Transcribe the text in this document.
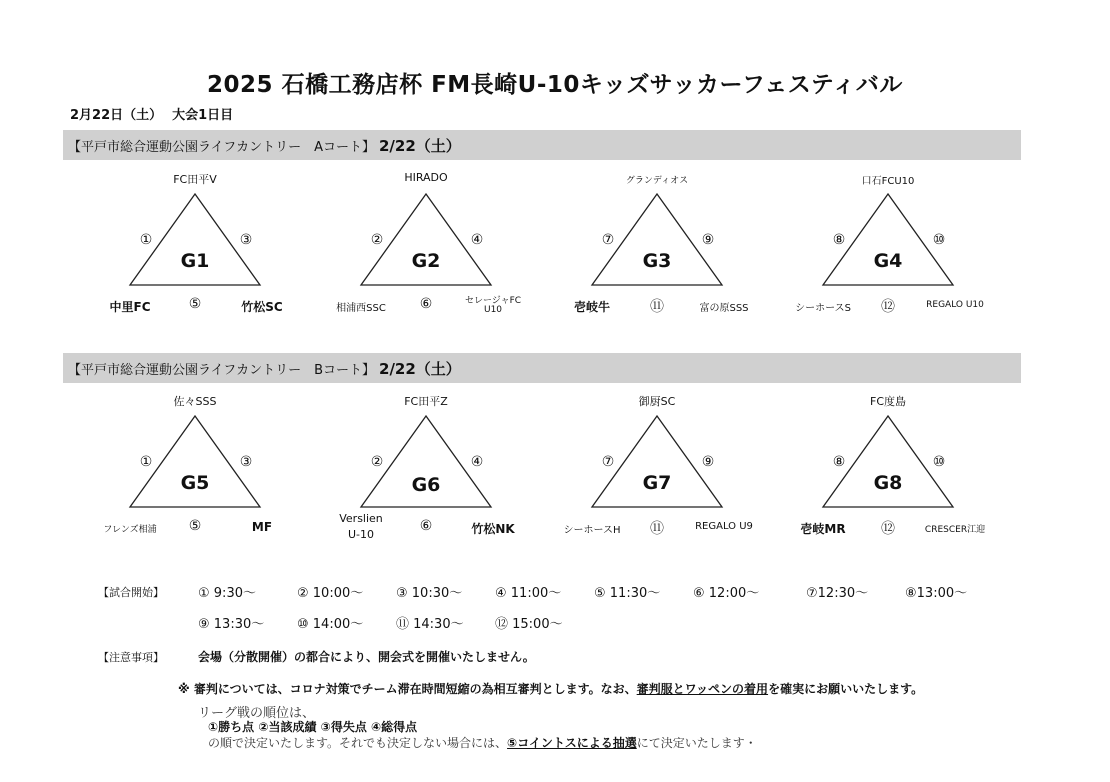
2025 石橋工務店杯 FM長崎U-10キッズサッカーフェスティバル
2月22日（土） 大会1日目
【平戸市総合運動公園ライフカントリー　Aコート】 2/22（土）
【平戸市総合運動公園ライフカントリー　Bコート】 2/22（土）
FC田平V
①	③
G1
中里FC	⑤	竹松SC
HIRADO
②	④
G2
相浦西SSC ⑥	セレージャFC
U10
グランディオス
⑦	⑨
G3
壱岐牛	⑪	富の原SSS
口石FCU10
⑧	⑩
G4
シーホースS ⑫	REGALO U10
佐々SSS
①	③
G5
フレンズ相浦 ⑤	MF
FC田平Z
②	④
G6
Verslien
U-10
⑥	竹松NK
御厨SC
⑦	⑨
G7
シーホースH ⑪	REGALO U9
FC度島
⑧	⑩
G8
壱岐MR	⑫	CRESCER江迎
【試合開始】	① 9:30～	② 10:00～	③ 10:30～	④ 11:00～	⑤ 11:30～	⑥ 12:00～	⑦12:30～	⑧13:00～
⑨ 13:30～	⑩ 14:00～	⑪ 14:30～ ⑫ 15:00～
【注意事項】	会場（分散開催）の都合により、開会式を開催いたしません。
※ 審判については、コロナ対策でチーム滞在時間短縮の為相互審判とします。なお、審判服とワッペンの着用を確実にお願いいたします。
リーグ戦の順位は、
①勝ち点 ②当該成績 ③得失点 ④総得点
の順で決定いたします。それでも決定しない場合には、⑤コイントスによる抽選にて決定いたします・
********
**Exercise instructions**
None of the pictures should appear; repeat the records exactly otherwise.

**Written response**
Transcribe the text in this document.
2025 石橋工務店杯 FM長崎U-10キッズサッカーフェスティバル
2月22日（土） 大会1日目
【平戸市総合運動公園ライフカントリー　Aコート】 2/22（土）
【平戸市総合運動公園ライフカントリー　Bコート】 2/22（土）
FC田平V
①	③
G1
中里FC	⑤	竹松SC
HIRADO
②	④
G2
相浦西SSC ⑥	セレージャFC
U10
グランディオス
⑦	⑨
G3
壱岐牛	⑪	富の原SSS
口石FCU10
⑧	⑩
G4
シーホースS ⑫	REGALO U10
佐々SSS
①	③
G5
フレンズ相浦 ⑤	MF
FC田平Z
②	④
G6
Verslien
U-10
⑥	竹松NK
御厨SC
⑦	⑨
G7
シーホースH ⑪	REGALO U9
FC度島
⑧	⑩
G8
壱岐MR	⑫	CRESCER江迎
【試合開始】	① 9:30～	② 10:00～	③ 10:30～	④ 11:00～	⑤ 11:30～	⑥ 12:00～	⑦12:30～	⑧13:00～
⑨ 13:30～	⑩ 14:00～	⑪ 14:30～ ⑫ 15:00～
【注意事項】	会場（分散開催）の都合により、開会式を開催いたしません。
※ 審判については、コロナ対策でチーム滞在時間短縮の為相互審判とします。なお、審判服とワッペンの着用を確実にお願いいたします。
リーグ戦の順位は、
①勝ち点 ②当該成績 ③得失点 ④総得点
の順で決定いたします。それでも決定しない場合には、⑤コイントスによる抽選にて決定いたします・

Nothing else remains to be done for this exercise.